## STATED PROBLEM
Give the number of lines that contain the string "特里芬难题", please, and nothing else.

## MATERIAL FOR THIS TASK
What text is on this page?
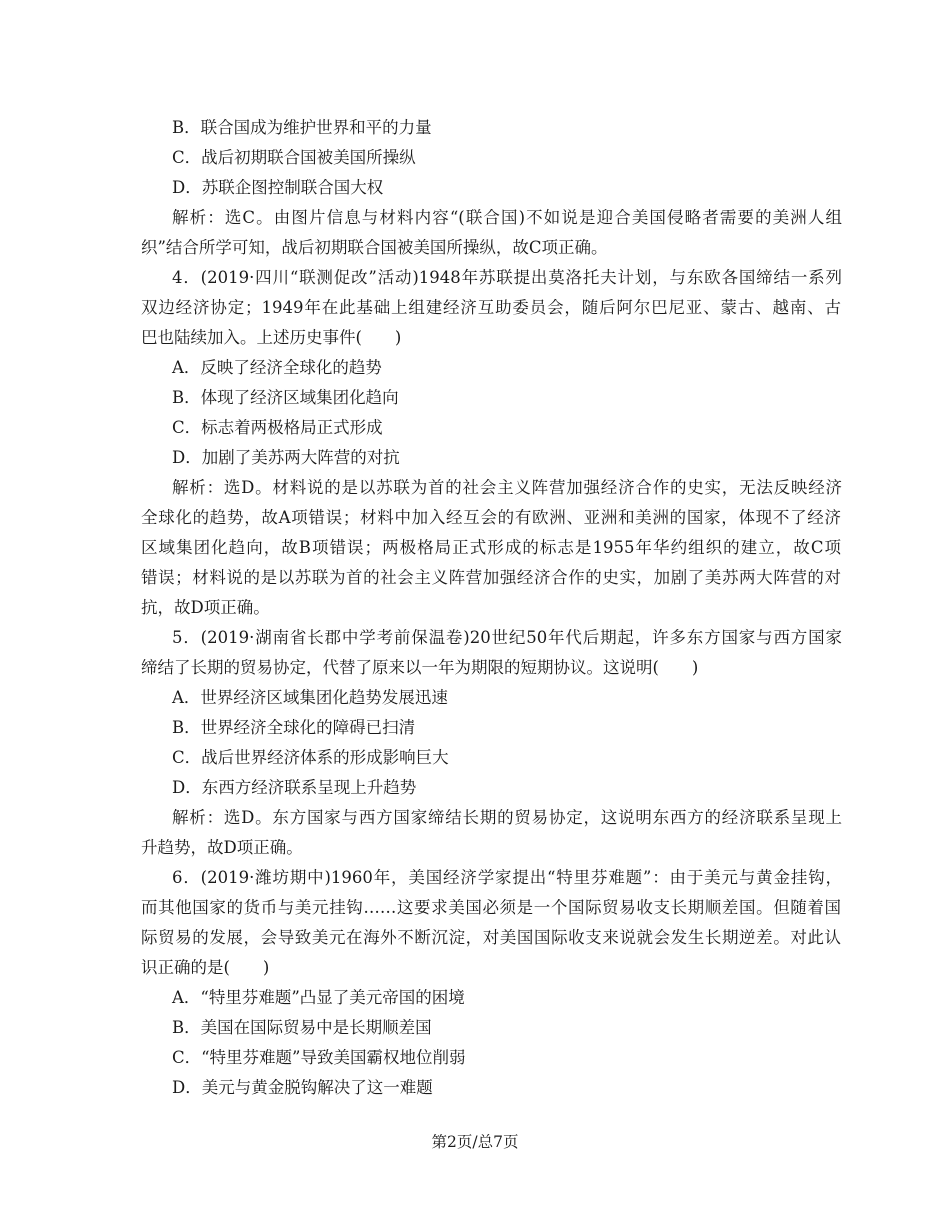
B．联合国成为维护世界和平的力量
C．战后初期联合国被美国所操纵
D．苏联企图控制联合国大权
解析：选C。由图片信息与材料内容“(联合国)不如说是迎合美国侵略者需要的美洲人组
织”结合所学可知，战后初期联合国被美国所操纵，故C项正确。
4．(2019·四川“联测促改”活动)1948年苏联提出莫洛托夫计划，与东欧各国缔结一系列
双边经济协定；1949年在此基础上组建经济互助委员会，随后阿尔巴尼亚、蒙古、越南、古
巴也陆续加入。上述历史事件(　　)
A．反映了经济全球化的趋势
B．体现了经济区域集团化趋向
C．标志着两极格局正式形成
D．加剧了美苏两大阵营的对抗
解析：选D。材料说的是以苏联为首的社会主义阵营加强经济合作的史实，无法反映经济
全球化的趋势，故A项错误；材料中加入经互会的有欧洲、亚洲和美洲的国家，体现不了经济
区域集团化趋向，故B项错误；两极格局正式形成的标志是1955年华约组织的建立，故C项
错误；材料说的是以苏联为首的社会主义阵营加强经济合作的史实，加剧了美苏两大阵营的对
抗，故D项正确。
5．(2019·湖南省长郡中学考前保温卷)20世纪50年代后期起，许多东方国家与西方国家
缔结了长期的贸易协定，代替了原来以一年为期限的短期协议。这说明(　　)
A．世界经济区域集团化趋势发展迅速
B．世界经济全球化的障碍已扫清
C．战后世界经济体系的形成影响巨大
D．东西方经济联系呈现上升趋势
解析：选D。东方国家与西方国家缔结长期的贸易协定，这说明东西方的经济联系呈现上
升趋势，故D项正确。
6．(2019·潍坊期中)1960年，美国经济学家提出“特里芬难题”：由于美元与黄金挂钩，
而其他国家的货币与美元挂钩……这要求美国必须是一个国际贸易收支长期顺差国。但随着国
际贸易的发展，会导致美元在海外不断沉淀，对美国国际收支来说就会发生长期逆差。对此认
识正确的是(　　)
A．“特里芬难题”凸显了美元帝国的困境
B．美国在国际贸易中是长期顺差国
C．“特里芬难题”导致美国霸权地位削弱
D．美元与黄金脱钩解决了这一难题
第2页/总7页
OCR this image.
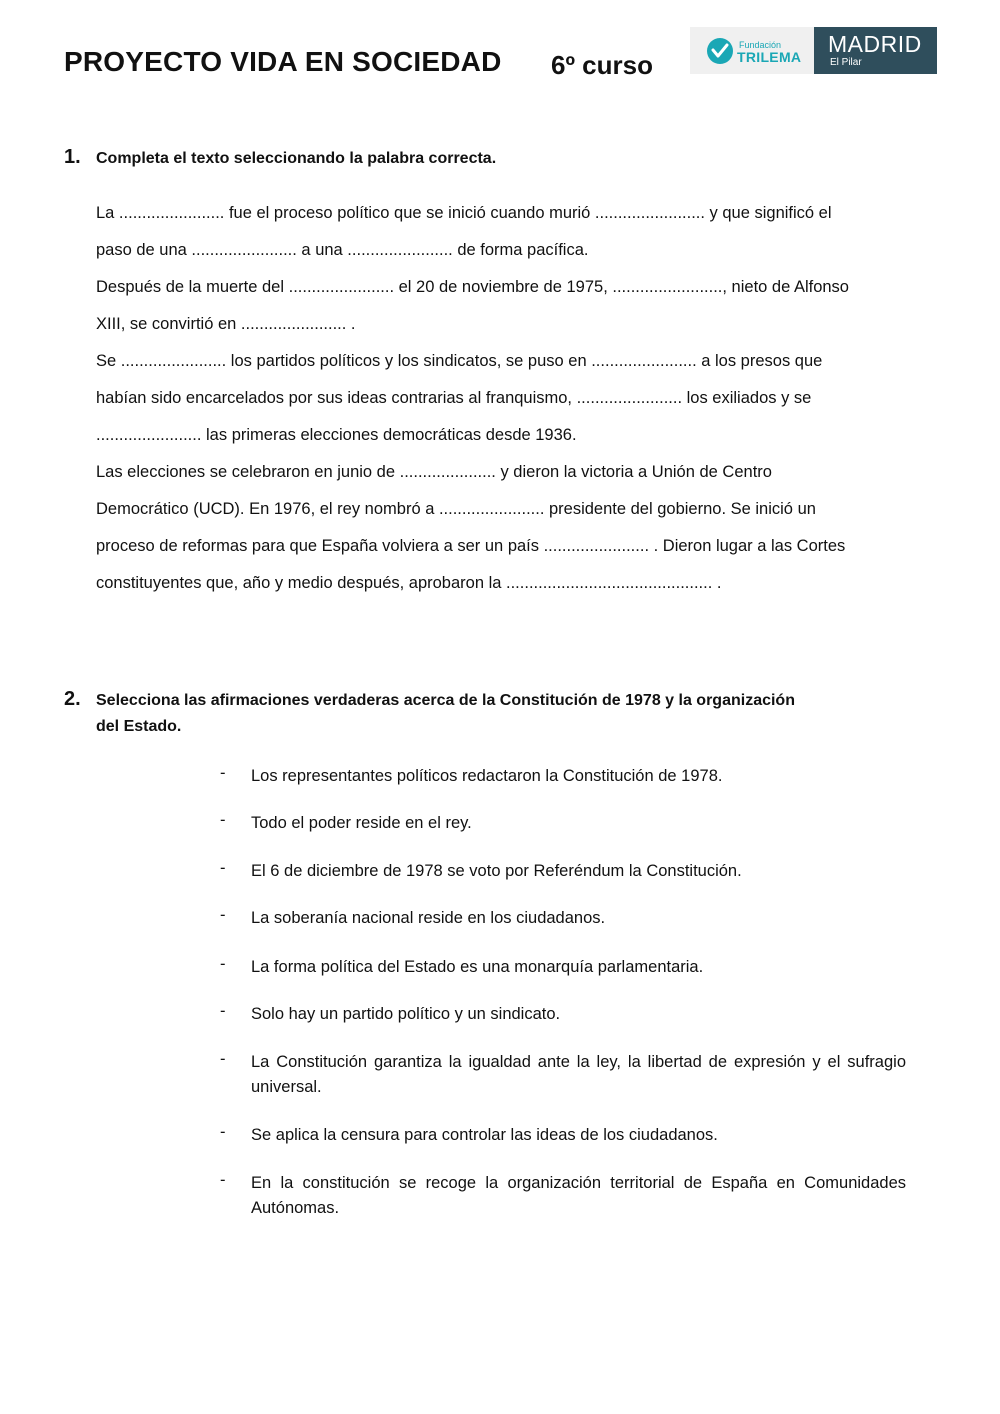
PROYECTO VIDA EN SOCIEDAD 6º curso
Fundación
TRILEMA MADRID
El Pilar
1. Completa el texto seleccionando la palabra correcta.
La ....................... fue el proceso político que se inició cuando murió ........................ y que significó el
paso de una ....................... a una ....................... de forma pacífica.
Después de la muerte del ....................... el 20 de noviembre de 1975, ........................, nieto de Alfonso
XIII, se convirtió en ....................... .
Se ....................... los partidos políticos y los sindicatos, se puso en ....................... a los presos que
habían sido encarcelados por sus ideas contrarias al franquismo, ....................... los exiliados y se
....................... las primeras elecciones democráticas desde 1936.
Las elecciones se celebraron en junio de ..................... y dieron la victoria a Unión de Centro
Democrático (UCD). En 1976, el rey nombró a ....................... presidente del gobierno. Se inició un
proceso de reformas para que España volviera a ser un país ....................... . Dieron lugar a las Cortes
constituyentes que, año y medio después, aprobaron la ............................................. .
2. Selecciona las afirmaciones verdaderas acerca de la Constitución de 1978 y la organización
del Estado.
- Los representantes políticos redactaron la Constitución de 1978.
- Todo el poder reside en el rey.
- El 6 de diciembre de 1978 se voto por Referéndum la Constitución.
- La soberanía nacional reside en los ciudadanos.
- La forma política del Estado es una monarquía parlamentaria.
- Solo hay un partido político y un sindicato.
- La Constitución garantiza la igualdad ante la ley, la libertad de expresión y el sufragio universal.
- Se aplica la censura para controlar las ideas de los ciudadanos.
- En la constitución se recoge la organización territorial de España en Comunidades Autónomas.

## WRITTEN ANSWER
3